Task requirements
Reproduce the stretch of the data that starts with the line containing "wave-label-b: b (909, 532, 917, 549)" and ends with the line containing "wave-label-5b: 5 (1187, 250, 1196, 270)", including both of those lines, character for character.

Data supplied
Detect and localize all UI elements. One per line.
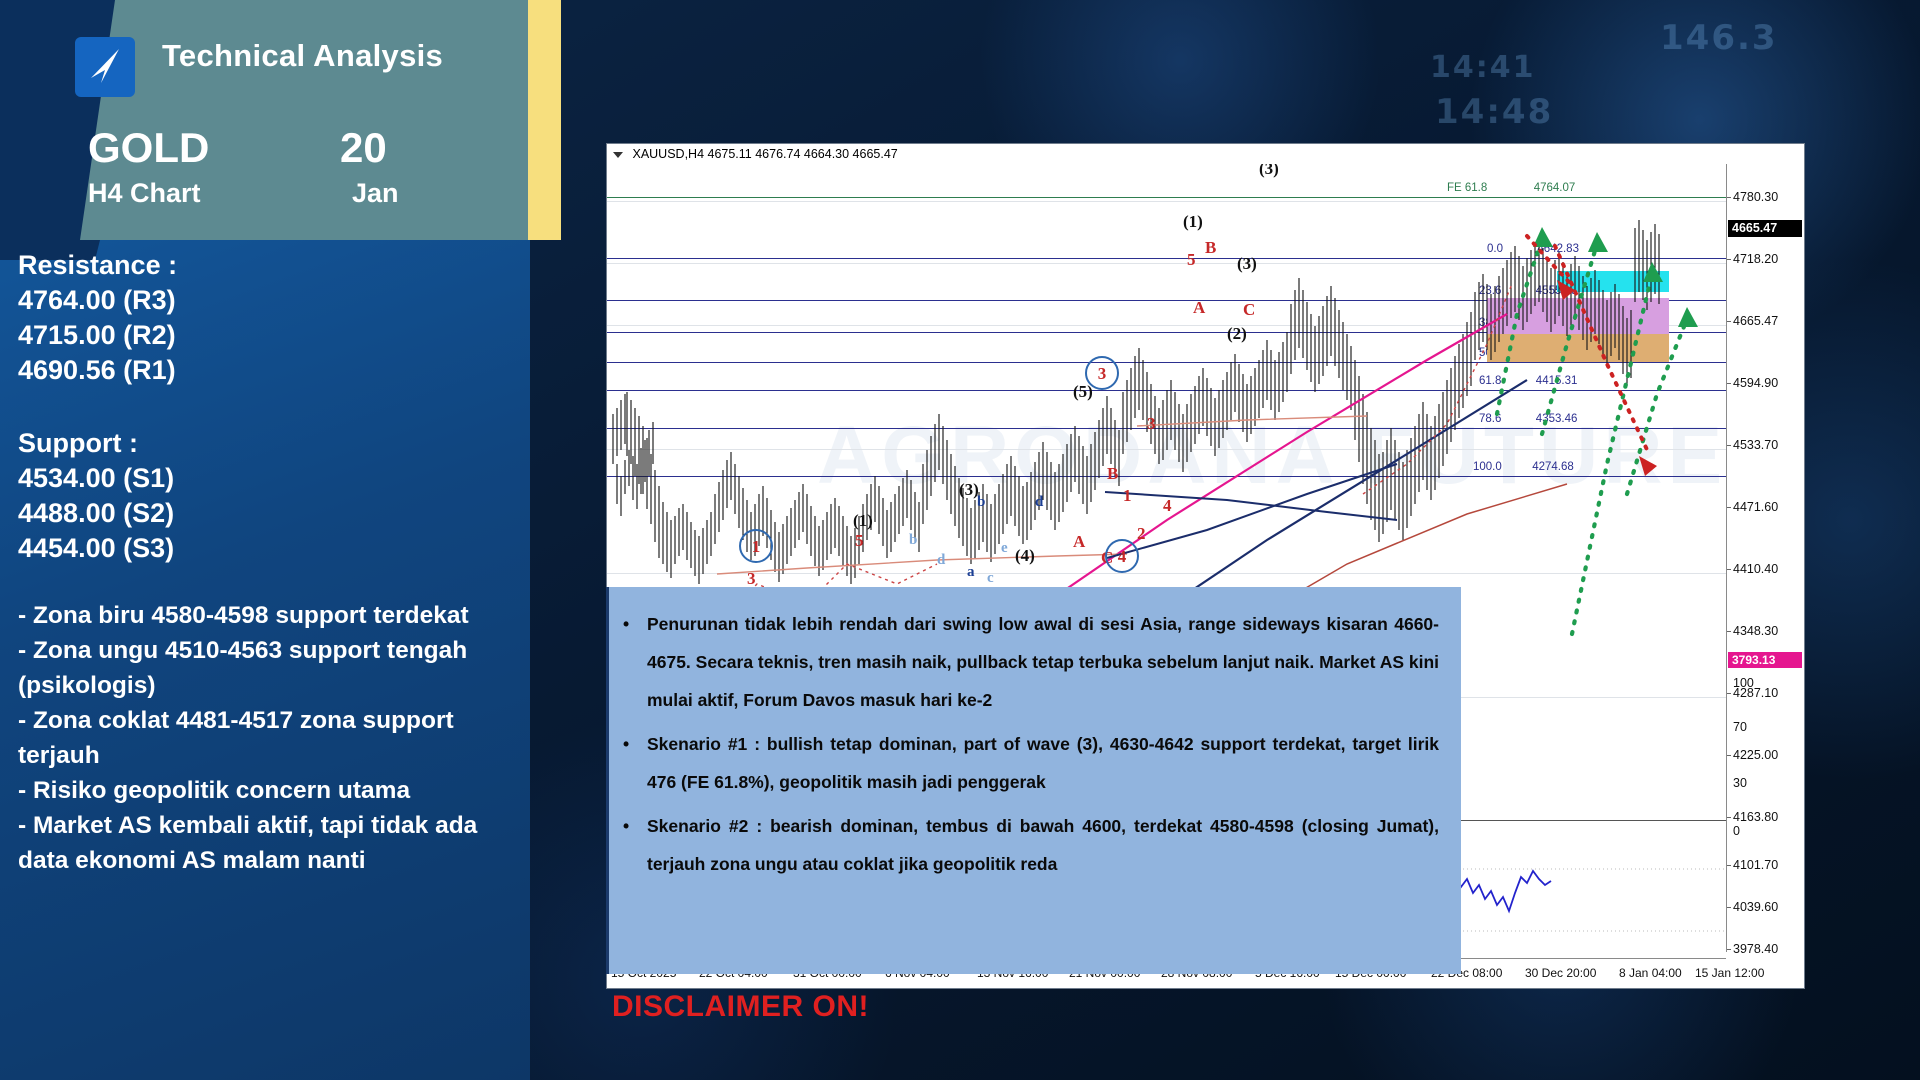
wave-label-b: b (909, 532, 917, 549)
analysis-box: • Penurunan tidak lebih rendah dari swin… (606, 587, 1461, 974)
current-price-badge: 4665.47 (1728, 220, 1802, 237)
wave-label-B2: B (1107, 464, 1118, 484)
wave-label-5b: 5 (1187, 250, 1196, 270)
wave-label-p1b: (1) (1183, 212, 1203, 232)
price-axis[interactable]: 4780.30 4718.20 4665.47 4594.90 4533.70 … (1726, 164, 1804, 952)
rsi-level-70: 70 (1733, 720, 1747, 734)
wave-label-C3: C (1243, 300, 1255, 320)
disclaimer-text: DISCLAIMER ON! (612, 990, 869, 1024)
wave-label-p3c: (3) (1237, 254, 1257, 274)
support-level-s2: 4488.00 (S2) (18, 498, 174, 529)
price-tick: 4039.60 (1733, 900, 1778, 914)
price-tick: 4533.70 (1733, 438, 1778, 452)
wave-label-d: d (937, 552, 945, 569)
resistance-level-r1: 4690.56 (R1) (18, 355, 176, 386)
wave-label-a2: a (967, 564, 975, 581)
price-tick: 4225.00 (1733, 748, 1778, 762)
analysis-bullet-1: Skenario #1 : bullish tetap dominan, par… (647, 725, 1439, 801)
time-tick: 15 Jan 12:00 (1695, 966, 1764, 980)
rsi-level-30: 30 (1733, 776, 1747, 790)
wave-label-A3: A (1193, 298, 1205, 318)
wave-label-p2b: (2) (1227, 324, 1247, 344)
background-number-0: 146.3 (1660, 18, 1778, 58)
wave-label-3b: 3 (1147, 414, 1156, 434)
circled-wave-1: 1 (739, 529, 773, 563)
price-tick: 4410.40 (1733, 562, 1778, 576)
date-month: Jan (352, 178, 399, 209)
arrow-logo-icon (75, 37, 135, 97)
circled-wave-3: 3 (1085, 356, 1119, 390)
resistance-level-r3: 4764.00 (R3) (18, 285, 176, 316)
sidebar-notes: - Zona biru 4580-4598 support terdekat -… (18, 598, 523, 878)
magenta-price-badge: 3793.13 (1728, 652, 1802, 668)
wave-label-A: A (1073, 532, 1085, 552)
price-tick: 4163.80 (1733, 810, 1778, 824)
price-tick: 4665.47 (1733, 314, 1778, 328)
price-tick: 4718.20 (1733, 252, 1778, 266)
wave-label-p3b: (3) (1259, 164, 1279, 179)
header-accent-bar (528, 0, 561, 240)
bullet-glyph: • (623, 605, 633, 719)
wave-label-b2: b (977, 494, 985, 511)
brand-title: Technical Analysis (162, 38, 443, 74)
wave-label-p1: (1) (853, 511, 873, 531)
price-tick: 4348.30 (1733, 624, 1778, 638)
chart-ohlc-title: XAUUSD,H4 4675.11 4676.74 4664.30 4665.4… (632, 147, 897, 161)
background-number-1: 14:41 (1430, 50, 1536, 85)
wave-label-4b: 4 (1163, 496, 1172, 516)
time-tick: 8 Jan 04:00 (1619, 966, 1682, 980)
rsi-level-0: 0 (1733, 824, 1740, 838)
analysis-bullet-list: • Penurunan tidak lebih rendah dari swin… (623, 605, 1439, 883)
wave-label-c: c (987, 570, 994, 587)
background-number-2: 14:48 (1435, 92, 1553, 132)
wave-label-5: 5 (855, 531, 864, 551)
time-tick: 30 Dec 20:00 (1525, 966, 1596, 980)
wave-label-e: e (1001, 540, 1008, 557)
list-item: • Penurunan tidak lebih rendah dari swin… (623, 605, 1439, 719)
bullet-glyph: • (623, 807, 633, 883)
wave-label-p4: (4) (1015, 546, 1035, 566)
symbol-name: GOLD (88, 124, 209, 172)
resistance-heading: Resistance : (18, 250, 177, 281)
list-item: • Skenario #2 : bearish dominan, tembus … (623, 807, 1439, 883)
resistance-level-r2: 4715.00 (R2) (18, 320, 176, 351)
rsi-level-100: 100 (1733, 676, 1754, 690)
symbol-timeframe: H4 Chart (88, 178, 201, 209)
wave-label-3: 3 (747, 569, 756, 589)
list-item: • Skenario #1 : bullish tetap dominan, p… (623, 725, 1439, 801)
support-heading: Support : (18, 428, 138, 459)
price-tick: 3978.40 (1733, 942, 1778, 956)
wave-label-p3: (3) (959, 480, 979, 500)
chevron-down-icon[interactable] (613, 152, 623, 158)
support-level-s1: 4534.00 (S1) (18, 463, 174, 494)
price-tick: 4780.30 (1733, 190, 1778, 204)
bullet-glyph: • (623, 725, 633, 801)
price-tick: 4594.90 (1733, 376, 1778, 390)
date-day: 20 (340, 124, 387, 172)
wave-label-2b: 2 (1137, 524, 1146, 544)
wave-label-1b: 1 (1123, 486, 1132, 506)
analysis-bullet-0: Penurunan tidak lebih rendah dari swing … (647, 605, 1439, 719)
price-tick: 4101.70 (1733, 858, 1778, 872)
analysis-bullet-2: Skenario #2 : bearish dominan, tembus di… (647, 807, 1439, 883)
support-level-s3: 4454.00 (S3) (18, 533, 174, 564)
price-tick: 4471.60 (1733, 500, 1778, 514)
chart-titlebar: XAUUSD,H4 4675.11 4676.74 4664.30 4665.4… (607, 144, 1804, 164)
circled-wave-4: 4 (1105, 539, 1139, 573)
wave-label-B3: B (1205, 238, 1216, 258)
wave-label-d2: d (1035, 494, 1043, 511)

Output for this exercise
wave-label-b: b (909, 532, 917, 549)
analysis-box: • Penurunan tidak lebih rendah dari swin… (606, 587, 1461, 974)
current-price-badge: 4665.47 (1728, 220, 1802, 237)
wave-label-B2: B (1107, 464, 1118, 484)
wave-label-5b: 5 (1187, 250, 1196, 270)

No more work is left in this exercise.